(Stored data entries)

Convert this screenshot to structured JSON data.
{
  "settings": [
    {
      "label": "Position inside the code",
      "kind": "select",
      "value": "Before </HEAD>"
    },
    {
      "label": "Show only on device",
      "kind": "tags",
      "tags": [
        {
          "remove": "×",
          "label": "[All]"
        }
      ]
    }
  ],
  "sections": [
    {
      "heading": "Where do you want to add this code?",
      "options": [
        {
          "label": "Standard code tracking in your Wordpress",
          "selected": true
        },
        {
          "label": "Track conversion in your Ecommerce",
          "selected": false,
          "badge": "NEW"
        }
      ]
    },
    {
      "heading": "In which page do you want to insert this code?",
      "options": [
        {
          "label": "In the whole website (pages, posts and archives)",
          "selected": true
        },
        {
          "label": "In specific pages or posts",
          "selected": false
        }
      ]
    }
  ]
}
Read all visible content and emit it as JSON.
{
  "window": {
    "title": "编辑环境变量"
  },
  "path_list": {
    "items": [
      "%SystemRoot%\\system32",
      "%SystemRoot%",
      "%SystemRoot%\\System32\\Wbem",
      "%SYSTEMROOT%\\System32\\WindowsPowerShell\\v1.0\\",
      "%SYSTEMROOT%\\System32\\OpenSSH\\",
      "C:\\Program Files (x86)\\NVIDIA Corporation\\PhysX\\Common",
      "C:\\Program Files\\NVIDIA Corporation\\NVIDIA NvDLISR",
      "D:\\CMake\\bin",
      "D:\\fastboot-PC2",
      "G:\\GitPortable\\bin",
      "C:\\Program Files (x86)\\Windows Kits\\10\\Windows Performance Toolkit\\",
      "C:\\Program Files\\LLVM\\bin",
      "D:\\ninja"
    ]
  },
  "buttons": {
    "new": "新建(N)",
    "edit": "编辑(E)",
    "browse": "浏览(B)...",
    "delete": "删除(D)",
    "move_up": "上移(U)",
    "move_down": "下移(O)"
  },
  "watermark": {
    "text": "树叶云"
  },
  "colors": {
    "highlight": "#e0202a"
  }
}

**Problem to solve**
Return every line in the listing that contains the word "posts".

**Task result**
          "label": "In the whole website (pages, posts and archives)",
          "label": "In specific pages or posts",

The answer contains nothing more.